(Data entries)
╭──
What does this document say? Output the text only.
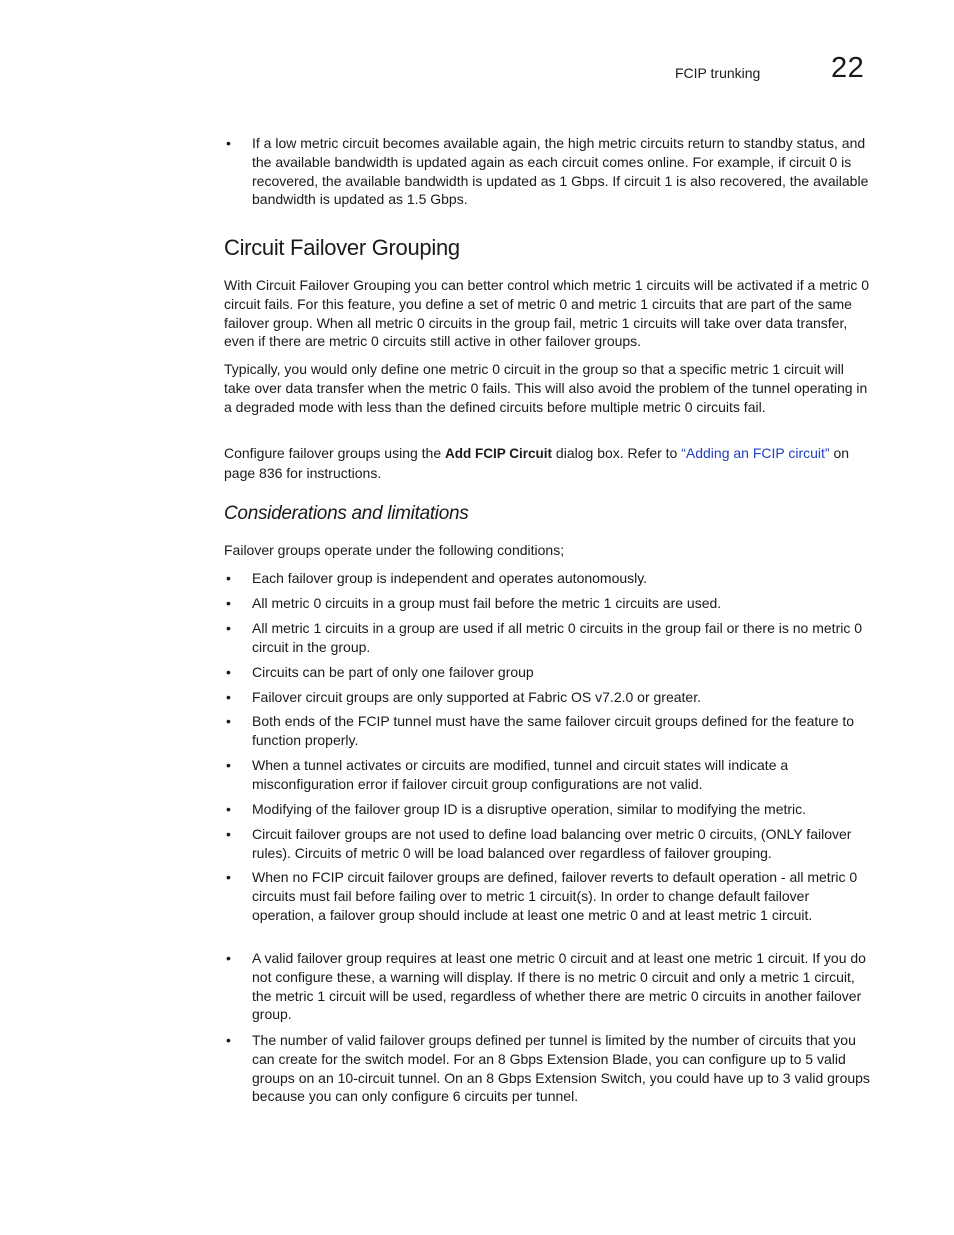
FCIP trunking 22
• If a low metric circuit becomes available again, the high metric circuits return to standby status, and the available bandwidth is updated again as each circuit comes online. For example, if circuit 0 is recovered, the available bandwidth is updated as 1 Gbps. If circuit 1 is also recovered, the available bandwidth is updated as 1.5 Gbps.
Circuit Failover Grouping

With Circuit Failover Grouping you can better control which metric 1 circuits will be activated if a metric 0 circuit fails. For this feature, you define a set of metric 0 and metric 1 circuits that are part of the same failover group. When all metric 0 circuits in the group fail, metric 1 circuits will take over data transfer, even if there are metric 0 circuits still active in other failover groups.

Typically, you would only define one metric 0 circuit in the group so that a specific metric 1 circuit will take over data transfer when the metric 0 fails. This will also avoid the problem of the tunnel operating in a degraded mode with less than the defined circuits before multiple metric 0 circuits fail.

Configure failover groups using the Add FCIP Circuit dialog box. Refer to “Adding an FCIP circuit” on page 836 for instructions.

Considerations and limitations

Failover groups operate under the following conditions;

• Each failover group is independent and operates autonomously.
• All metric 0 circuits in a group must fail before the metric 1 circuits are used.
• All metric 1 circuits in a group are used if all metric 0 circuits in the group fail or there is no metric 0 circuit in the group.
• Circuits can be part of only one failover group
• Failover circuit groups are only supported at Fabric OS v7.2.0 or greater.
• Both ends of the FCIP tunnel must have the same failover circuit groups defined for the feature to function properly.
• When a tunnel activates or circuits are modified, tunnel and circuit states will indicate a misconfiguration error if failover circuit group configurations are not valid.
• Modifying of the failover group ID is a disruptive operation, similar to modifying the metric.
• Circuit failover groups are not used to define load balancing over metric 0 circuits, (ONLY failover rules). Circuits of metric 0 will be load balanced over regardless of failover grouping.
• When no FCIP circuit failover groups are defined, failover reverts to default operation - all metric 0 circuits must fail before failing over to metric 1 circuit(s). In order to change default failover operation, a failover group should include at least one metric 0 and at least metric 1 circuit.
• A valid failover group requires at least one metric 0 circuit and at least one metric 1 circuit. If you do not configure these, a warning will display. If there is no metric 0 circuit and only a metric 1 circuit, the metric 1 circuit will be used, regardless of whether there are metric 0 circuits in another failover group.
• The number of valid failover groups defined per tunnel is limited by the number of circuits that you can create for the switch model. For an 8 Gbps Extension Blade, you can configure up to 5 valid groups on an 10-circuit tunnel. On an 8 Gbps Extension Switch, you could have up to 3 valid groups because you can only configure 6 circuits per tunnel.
╰──
Above are records to transcribe exactly; leave their pictures out.

§ Response to this exercise:
What does this document say? Output the text only.
FCIP trunking 22
• If a low metric circuit becomes available again, the high metric circuits return to standby status, and the available bandwidth is updated again as each circuit comes online. For example, if circuit 0 is recovered, the available bandwidth is updated as 1 Gbps. If circuit 1 is also recovered, the available bandwidth is updated as 1.5 Gbps.
Circuit Failover Grouping

With Circuit Failover Grouping you can better control which metric 1 circuits will be activated if a metric 0 circuit fails. For this feature, you define a set of metric 0 and metric 1 circuits that are part of the same failover group. When all metric 0 circuits in the group fail, metric 1 circuits will take over data transfer, even if there are metric 0 circuits still active in other failover groups.

Typically, you would only define one metric 0 circuit in the group so that a specific metric 1 circuit will take over data transfer when the metric 0 fails. This will also avoid the problem of the tunnel operating in a degraded mode with less than the defined circuits before multiple metric 0 circuits fail.

Configure failover groups using the Add FCIP Circuit dialog box. Refer to “Adding an FCIP circuit” on page 836 for instructions.

Considerations and limitations

Failover groups operate under the following conditions;

• Each failover group is independent and operates autonomously.
• All metric 0 circuits in a group must fail before the metric 1 circuits are used.
• All metric 1 circuits in a group are used if all metric 0 circuits in the group fail or there is no metric 0 circuit in the group.
• Circuits can be part of only one failover group
• Failover circuit groups are only supported at Fabric OS v7.2.0 or greater.
• Both ends of the FCIP tunnel must have the same failover circuit groups defined for the feature to function properly.
• When a tunnel activates or circuits are modified, tunnel and circuit states will indicate a misconfiguration error if failover circuit group configurations are not valid.
• Modifying of the failover group ID is a disruptive operation, similar to modifying the metric.
• Circuit failover groups are not used to define load balancing over metric 0 circuits, (ONLY failover rules). Circuits of metric 0 will be load balanced over regardless of failover grouping.
• When no FCIP circuit failover groups are defined, failover reverts to default operation - all metric 0 circuits must fail before failing over to metric 1 circuit(s). In order to change default failover operation, a failover group should include at least one metric 0 and at least metric 1 circuit.
• A valid failover group requires at least one metric 0 circuit and at least one metric 1 circuit. If you do not configure these, a warning will display. If there is no metric 0 circuit and only a metric 1 circuit, the metric 1 circuit will be used, regardless of whether there are metric 0 circuits in another failover group.
• The number of valid failover groups defined per tunnel is limited by the number of circuits that you can create for the switch model. For an 8 Gbps Extension Blade, you can configure up to 5 valid groups on an 10-circuit tunnel. On an 8 Gbps Extension Switch, you could have up to 3 valid groups because you can only configure 6 circuits per tunnel.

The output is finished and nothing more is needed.